● **Aim of the task**
Every record must be transcribed in its entirety, apart from the images, which are to be omitted.

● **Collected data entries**
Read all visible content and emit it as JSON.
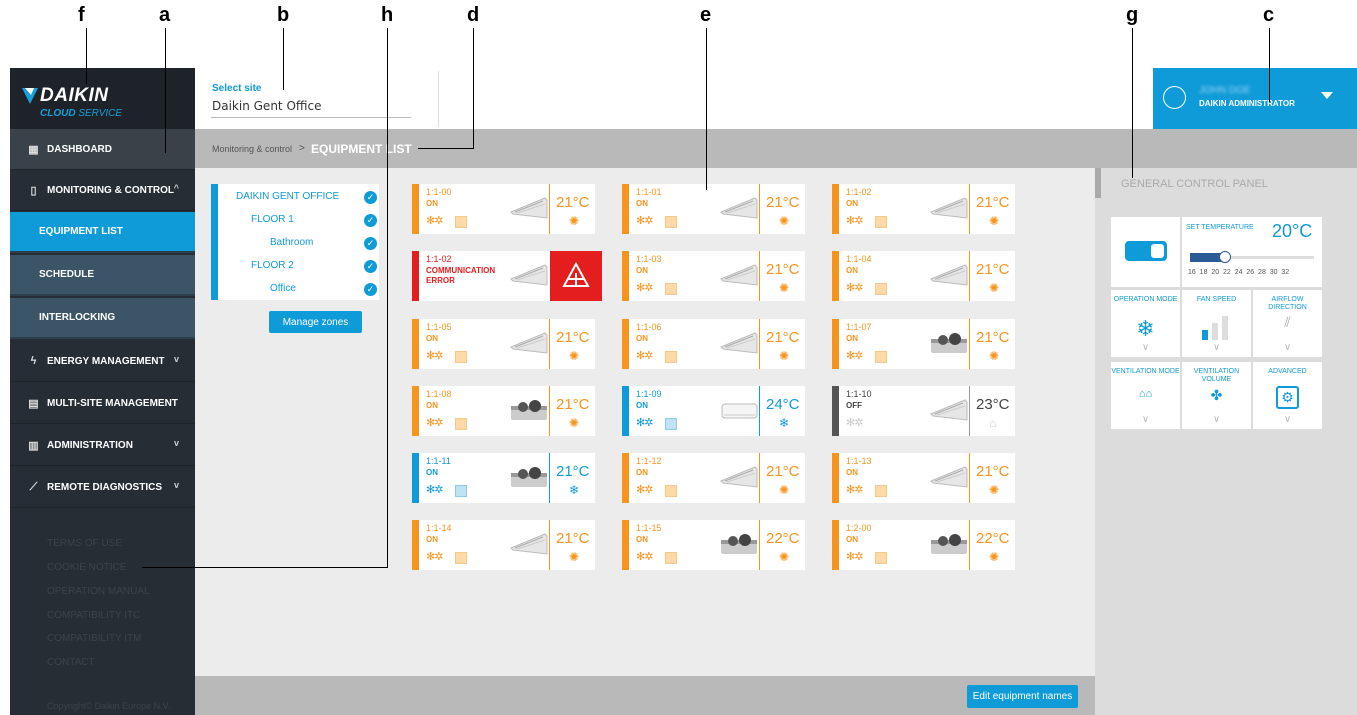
{
  "callouts": {
    "a": "a",
    "b": "b",
    "c": "c",
    "d": "d",
    "e": "e",
    "f": "f",
    "g": "g",
    "h": "h"
  },
  "brand": {
    "name": "DAIKIN",
    "sub_bold": "CLOUD",
    "sub_light": "SERVICE"
  },
  "nav": [
    {
      "label": "DASHBOARD",
      "icon": "dashboard-icon"
    },
    {
      "label": "MONITORING & CONTROL",
      "icon": "remote-icon",
      "chevron": "^"
    },
    {
      "label": "EQUIPMENT LIST"
    },
    {
      "label": "SCHEDULE"
    },
    {
      "label": "INTERLOCKING"
    },
    {
      "label": "ENERGY MANAGEMENT",
      "icon": "lightning-icon",
      "chevron": "v"
    },
    {
      "label": "MULTI-SITE MANAGEMENT",
      "icon": "document-icon"
    },
    {
      "label": "ADMINISTRATION",
      "icon": "building-icon",
      "chevron": "v"
    },
    {
      "label": "REMOTE DIAGNOSTICS",
      "icon": "wrench-icon",
      "chevron": "v"
    }
  ],
  "footer_links": [
    "TERMS OF USE",
    "COOKIE NOTICE",
    "OPERATION MANUAL",
    "COMPATIBILITY ITC",
    "COMPATIBILITY ITM",
    "CONTACT"
  ],
  "copyright": "Copyright© Daikin Europe N.V.",
  "site": {
    "label": "Select site",
    "value": "Daikin Gent Office"
  },
  "user": {
    "name": "JOHN DOE",
    "role": "DAIKIN ADMINISTRATOR"
  },
  "breadcrumb": {
    "parent": "Monitoring & control",
    "sep": ">",
    "current": "EQUIPMENT LIST"
  },
  "zones": [
    {
      "label": "DAIKIN GENT OFFICE",
      "check": "✓"
    },
    {
      "label": "FLOOR 1",
      "check": "✓"
    },
    {
      "label": "Bathroom",
      "check": "✓"
    },
    {
      "label": "FLOOR 2",
      "check": "✓"
    },
    {
      "label": "Office",
      "check": "✓"
    }
  ],
  "manage_zones": "Manage zones",
  "edit_names": "Edit equipment names",
  "equipment": [
    {
      "id": "1:1-00",
      "status": "ON",
      "temp": "21°C",
      "mode": "heat",
      "unit": "cassette"
    },
    {
      "id": "1:1-01",
      "status": "ON",
      "temp": "21°C",
      "mode": "heat",
      "unit": "cassette"
    },
    {
      "id": "1:1-02",
      "status": "ON",
      "temp": "21°C",
      "mode": "heat",
      "unit": "cassette"
    },
    {
      "id": "1:1-02",
      "status": "COMMUNICATION ERROR",
      "temp": "",
      "mode": "error",
      "unit": "cassette"
    },
    {
      "id": "1:1-03",
      "status": "ON",
      "temp": "21°C",
      "mode": "heat",
      "unit": "cassette"
    },
    {
      "id": "1:1-04",
      "status": "ON",
      "temp": "21°C",
      "mode": "heat",
      "unit": "cassette"
    },
    {
      "id": "1:1-05",
      "status": "ON",
      "temp": "21°C",
      "mode": "heat",
      "unit": "cassette"
    },
    {
      "id": "1:1-06",
      "status": "ON",
      "temp": "21°C",
      "mode": "heat",
      "unit": "cassette"
    },
    {
      "id": "1:1-07",
      "status": "ON",
      "temp": "21°C",
      "mode": "heat",
      "unit": "duct"
    },
    {
      "id": "1:1-08",
      "status": "ON",
      "temp": "21°C",
      "mode": "heat",
      "unit": "duct"
    },
    {
      "id": "1:1-09",
      "status": "ON",
      "temp": "24°C",
      "mode": "cool",
      "unit": "wall"
    },
    {
      "id": "1:1-10",
      "status": "OFF",
      "temp": "23°C",
      "mode": "off",
      "unit": "cassette"
    },
    {
      "id": "1:1-11",
      "status": "ON",
      "temp": "21°C",
      "mode": "cool",
      "unit": "duct"
    },
    {
      "id": "1:1-12",
      "status": "ON",
      "temp": "21°C",
      "mode": "heat",
      "unit": "cassette"
    },
    {
      "id": "1:1-13",
      "status": "ON",
      "temp": "21°C",
      "mode": "heat",
      "unit": "cassette"
    },
    {
      "id": "1:1-14",
      "status": "ON",
      "temp": "21°C",
      "mode": "heat",
      "unit": "cassette"
    },
    {
      "id": "1:1-15",
      "status": "ON",
      "temp": "22°C",
      "mode": "heat",
      "unit": "duct"
    },
    {
      "id": "1:2-00",
      "status": "ON",
      "temp": "22°C",
      "mode": "heat",
      "unit": "duct"
    }
  ],
  "panel": {
    "title": "GENERAL CONTROL PANEL",
    "set_temp_label": "SET TEMPERATURE",
    "set_temp_value": "20°C",
    "slider_ticks": "16  18  20  22  24  26  28  30  32",
    "tiles": [
      {
        "label": "OPERATION MODE",
        "icon": "snowflake-icon"
      },
      {
        "label": "FAN SPEED",
        "icon": "fan-speed-icon"
      },
      {
        "label": "AIRFLOW DIRECTION",
        "icon": "airflow-icon"
      },
      {
        "label": "VENTILATION MODE",
        "icon": "ventilation-mode-icon"
      },
      {
        "label": "VENTILATION VOLUME",
        "icon": "ventilation-volume-icon"
      },
      {
        "label": "ADVANCED",
        "icon": "advanced-icon"
      }
    ],
    "chevron": "∨"
  },
  "colors": {
    "accent": "#0f9ad8",
    "heat": "#f7941d",
    "error": "#e41e1e",
    "sidebar": "#262d35"
  }
}
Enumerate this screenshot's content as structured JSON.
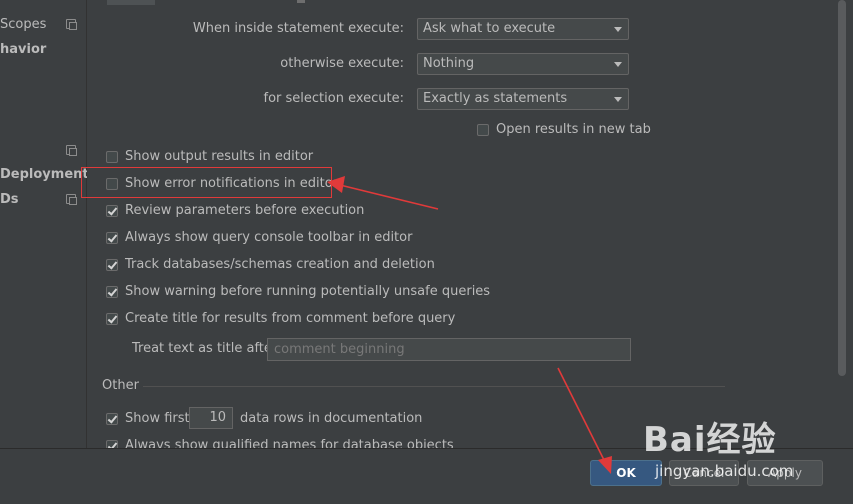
{
  "sidebar": {
    "items": [
      {
        "label": "Scopes",
        "bold": false
      },
      {
        "label": "havior",
        "bold": true
      },
      {
        "label": "Deployment",
        "bold": true
      },
      {
        "label": "Ds",
        "bold": true
      }
    ]
  },
  "execute": {
    "inside_label": "When inside statement execute:",
    "inside_value": "Ask what to execute",
    "otherwise_label": "otherwise execute:",
    "otherwise_value": "Nothing",
    "selection_label": "for selection execute:",
    "selection_value": "Exactly as statements",
    "open_new_tab_label": "Open results in new tab"
  },
  "options": [
    {
      "label": "Show output results in editor",
      "checked": false
    },
    {
      "label": "Show error notifications in editor",
      "checked": false
    },
    {
      "label": "Review parameters before execution",
      "checked": true
    },
    {
      "label": "Always show query console toolbar in editor",
      "checked": true
    },
    {
      "label": "Track databases/schemas creation and deletion",
      "checked": true
    },
    {
      "label": "Show warning before running potentially unsafe queries",
      "checked": true
    },
    {
      "label": "Create title for results from comment before query",
      "checked": true
    }
  ],
  "title_after": {
    "label": "Treat text as title after",
    "placeholder": "comment beginning"
  },
  "other": {
    "section_title": "Other",
    "show_first_label": "Show first",
    "show_first_value": "10",
    "show_first_suffix": "data rows in documentation",
    "partial_label": "Always show qualified names for database objects"
  },
  "buttons": {
    "ok": "OK",
    "cancel": "Cancel",
    "apply": "Apply"
  },
  "watermark": {
    "logo": "Bai经验",
    "url": "jingyan.baidu.com"
  },
  "colors": {
    "background": "#3c3f41",
    "accent_ok": "#365880",
    "annotation_red": "#e03a3a"
  }
}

● **Solution for this problem**
Read all visible content and emit it as JSON.
{
  "callouts": {
    "a": "a",
    "b": "b",
    "c": "c",
    "d": "d",
    "e": "e",
    "f": "f",
    "g": "g",
    "h": "h"
  },
  "brand": {
    "name": "DAIKIN",
    "sub_bold": "CLOUD",
    "sub_light": "SERVICE"
  },
  "nav": [
    {
      "label": "DASHBOARD",
      "icon": "dashboard-icon"
    },
    {
      "label": "MONITORING & CONTROL",
      "icon": "remote-icon",
      "chevron": "^"
    },
    {
      "label": "EQUIPMENT LIST"
    },
    {
      "label": "SCHEDULE"
    },
    {
      "label": "INTERLOCKING"
    },
    {
      "label": "ENERGY MANAGEMENT",
      "icon": "lightning-icon",
      "chevron": "v"
    },
    {
      "label": "MULTI-SITE MANAGEMENT",
      "icon": "document-icon"
    },
    {
      "label": "ADMINISTRATION",
      "icon": "building-icon",
      "chevron": "v"
    },
    {
      "label": "REMOTE DIAGNOSTICS",
      "icon": "wrench-icon",
      "chevron": "v"
    }
  ],
  "footer_links": [
    "TERMS OF USE",
    "COOKIE NOTICE",
    "OPERATION MANUAL",
    "COMPATIBILITY ITC",
    "COMPATIBILITY ITM",
    "CONTACT"
  ],
  "copyright": "Copyright© Daikin Europe N.V.",
  "site": {
    "label": "Select site",
    "value": "Daikin Gent Office"
  },
  "user": {
    "name": "JOHN DOE",
    "role": "DAIKIN ADMINISTRATOR"
  },
  "breadcrumb": {
    "parent": "Monitoring & control",
    "sep": ">",
    "current": "EQUIPMENT LIST"
  },
  "zones": [
    {
      "label": "DAIKIN GENT OFFICE",
      "check": "✓"
    },
    {
      "label": "FLOOR 1",
      "check": "✓"
    },
    {
      "label": "Bathroom",
      "check": "✓"
    },
    {
      "label": "FLOOR 2",
      "check": "✓"
    },
    {
      "label": "Office",
      "check": "✓"
    }
  ],
  "manage_zones": "Manage zones",
  "edit_names": "Edit equipment names",
  "equipment": [
    {
      "id": "1:1-00",
      "status": "ON",
      "temp": "21°C",
      "mode": "heat",
      "unit": "cassette"
    },
    {
      "id": "1:1-01",
      "status": "ON",
      "temp": "21°C",
      "mode": "heat",
      "unit": "cassette"
    },
    {
      "id": "1:1-02",
      "status": "ON",
      "temp": "21°C",
      "mode": "heat",
      "unit": "cassette"
    },
    {
      "id": "1:1-02",
      "status": "COMMUNICATION ERROR",
      "temp": "",
      "mode": "error",
      "unit": "cassette"
    },
    {
      "id": "1:1-03",
      "status": "ON",
      "temp": "21°C",
      "mode": "heat",
      "unit": "cassette"
    },
    {
      "id": "1:1-04",
      "status": "ON",
      "temp": "21°C",
      "mode": "heat",
      "unit": "cassette"
    },
    {
      "id": "1:1-05",
      "status": "ON",
      "temp": "21°C",
      "mode": "heat",
      "unit": "cassette"
    },
    {
      "id": "1:1-06",
      "status": "ON",
      "temp": "21°C",
      "mode": "heat",
      "unit": "cassette"
    },
    {
      "id": "1:1-07",
      "status": "ON",
      "temp": "21°C",
      "mode": "heat",
      "unit": "duct"
    },
    {
      "id": "1:1-08",
      "status": "ON",
      "temp": "21°C",
      "mode": "heat",
      "unit": "duct"
    },
    {
      "id": "1:1-09",
      "status": "ON",
      "temp": "24°C",
      "mode": "cool",
      "unit": "wall"
    },
    {
      "id": "1:1-10",
      "status": "OFF",
      "temp": "23°C",
      "mode": "off",
      "unit": "cassette"
    },
    {
      "id": "1:1-11",
      "status": "ON",
      "temp": "21°C",
      "mode": "cool",
      "unit": "duct"
    },
    {
      "id": "1:1-12",
      "status": "ON",
      "temp": "21°C",
      "mode": "heat",
      "unit": "cassette"
    },
    {
      "id": "1:1-13",
      "status": "ON",
      "temp": "21°C",
      "mode": "heat",
      "unit": "cassette"
    },
    {
      "id": "1:1-14",
      "status": "ON",
      "temp": "21°C",
      "mode": "heat",
      "unit": "cassette"
    },
    {
      "id": "1:1-15",
      "status": "ON",
      "temp": "22°C",
      "mode": "heat",
      "unit": "duct"
    },
    {
      "id": "1:2-00",
      "status": "ON",
      "temp": "22°C",
      "mode": "heat",
      "unit": "duct"
    }
  ],
  "panel": {
    "title": "GENERAL CONTROL PANEL",
    "set_temp_label": "SET TEMPERATURE",
    "set_temp_value": "20°C",
    "slider_ticks": "16  18  20  22  24  26  28  30  32",
    "tiles": [
      {
        "label": "OPERATION MODE",
        "icon": "snowflake-icon"
      },
      {
        "label": "FAN SPEED",
        "icon": "fan-speed-icon"
      },
      {
        "label": "AIRFLOW DIRECTION",
        "icon": "airflow-icon"
      },
      {
        "label": "VENTILATION MODE",
        "icon": "ventilation-mode-icon"
      },
      {
        "label": "VENTILATION VOLUME",
        "icon": "ventilation-volume-icon"
      },
      {
        "label": "ADVANCED",
        "icon": "advanced-icon"
      }
    ],
    "chevron": "∨"
  },
  "colors": {
    "accent": "#0f9ad8",
    "heat": "#f7941d",
    "error": "#e41e1e",
    "sidebar": "#262d35"
  }
}
Enumerate this screenshot's content as structured JSON.
{
  "sidebar": {
    "items": [
      {
        "label": "Scopes",
        "bold": false
      },
      {
        "label": "havior",
        "bold": true
      },
      {
        "label": "Deployment",
        "bold": true
      },
      {
        "label": "Ds",
        "bold": true
      }
    ]
  },
  "execute": {
    "inside_label": "When inside statement execute:",
    "inside_value": "Ask what to execute",
    "otherwise_label": "otherwise execute:",
    "otherwise_value": "Nothing",
    "selection_label": "for selection execute:",
    "selection_value": "Exactly as statements",
    "open_new_tab_label": "Open results in new tab"
  },
  "options": [
    {
      "label": "Show output results in editor",
      "checked": false
    },
    {
      "label": "Show error notifications in editor",
      "checked": false
    },
    {
      "label": "Review parameters before execution",
      "checked": true
    },
    {
      "label": "Always show query console toolbar in editor",
      "checked": true
    },
    {
      "label": "Track databases/schemas creation and deletion",
      "checked": true
    },
    {
      "label": "Show warning before running potentially unsafe queries",
      "checked": true
    },
    {
      "label": "Create title for results from comment before query",
      "checked": true
    }
  ],
  "title_after": {
    "label": "Treat text as title after",
    "placeholder": "comment beginning"
  },
  "other": {
    "section_title": "Other",
    "show_first_label": "Show first",
    "show_first_value": "10",
    "show_first_suffix": "data rows in documentation",
    "partial_label": "Always show qualified names for database objects"
  },
  "buttons": {
    "ok": "OK",
    "cancel": "Cancel",
    "apply": "Apply"
  },
  "watermark": {
    "logo": "Bai经验",
    "url": "jingyan.baidu.com"
  },
  "colors": {
    "background": "#3c3f41",
    "accent_ok": "#365880",
    "annotation_red": "#e03a3a"
  }
}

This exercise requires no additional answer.